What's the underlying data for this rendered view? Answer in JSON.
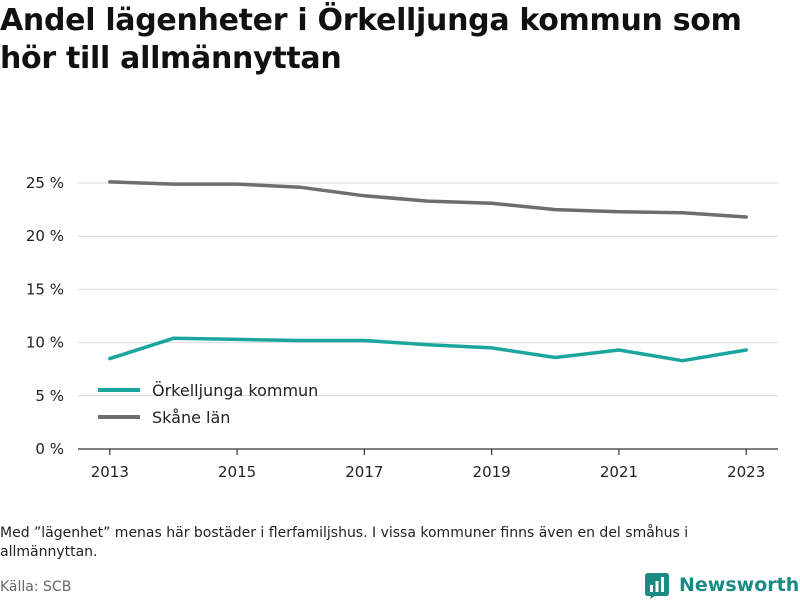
{
  "title": "Andel lägenheter i Örkelljunga kommun som hör till allmännyttan",
  "note": "Med ”lägenhet” menas här bostäder i flerfamiljshus. I vissa kommuner finns även en del småhus i allmännyttan.",
  "source": "Källa: SCB",
  "brand": {
    "name": "Newsworthy",
    "color": "#1a8a84"
  },
  "chart_data": {
    "type": "line",
    "x": [
      2013,
      2014,
      2015,
      2016,
      2017,
      2018,
      2019,
      2020,
      2021,
      2022,
      2023
    ],
    "x_tick_labels": [
      "2013",
      "2015",
      "2017",
      "2019",
      "2021",
      "2023"
    ],
    "y_tick_labels": [
      "0 %",
      "5 %",
      "10 %",
      "15 %",
      "20 %",
      "25 %"
    ],
    "ylim": [
      0,
      25
    ],
    "grid": true,
    "legend_placement": "bottom-left",
    "series": [
      {
        "name": "Örkelljunga kommun",
        "color": "#1aa69c",
        "values": [
          8.5,
          10.4,
          10.3,
          10.2,
          10.2,
          9.8,
          9.5,
          8.6,
          9.3,
          8.3,
          9.3
        ]
      },
      {
        "name": "Skåne län",
        "color": "#6e6e6e",
        "values": [
          25.1,
          24.9,
          24.9,
          24.6,
          23.8,
          23.3,
          23.1,
          22.5,
          22.3,
          22.2,
          21.8
        ]
      }
    ]
  }
}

TASK INSTRUCTIONS:
Your copy of the data above should match it exactly, except that pictures are left out.

RESULT FOR THIS TASK:
What's the underlying data for this rendered view? Answer in JSON.
{
  "title": "Andel lägenheter i Örkelljunga kommun som hör till allmännyttan",
  "note": "Med ”lägenhet” menas här bostäder i flerfamiljshus. I vissa kommuner finns även en del småhus i allmännyttan.",
  "source": "Källa: SCB",
  "brand": {
    "name": "Newsworthy",
    "color": "#1a8a84"
  },
  "chart_data": {
    "type": "line",
    "x": [
      2013,
      2014,
      2015,
      2016,
      2017,
      2018,
      2019,
      2020,
      2021,
      2022,
      2023
    ],
    "x_tick_labels": [
      "2013",
      "2015",
      "2017",
      "2019",
      "2021",
      "2023"
    ],
    "y_tick_labels": [
      "0 %",
      "5 %",
      "10 %",
      "15 %",
      "20 %",
      "25 %"
    ],
    "ylim": [
      0,
      25
    ],
    "grid": true,
    "legend_placement": "bottom-left",
    "series": [
      {
        "name": "Örkelljunga kommun",
        "color": "#1aa69c",
        "values": [
          8.5,
          10.4,
          10.3,
          10.2,
          10.2,
          9.8,
          9.5,
          8.6,
          9.3,
          8.3,
          9.3
        ]
      },
      {
        "name": "Skåne län",
        "color": "#6e6e6e",
        "values": [
          25.1,
          24.9,
          24.9,
          24.6,
          23.8,
          23.3,
          23.1,
          22.5,
          22.3,
          22.2,
          21.8
        ]
      }
    ]
  }
}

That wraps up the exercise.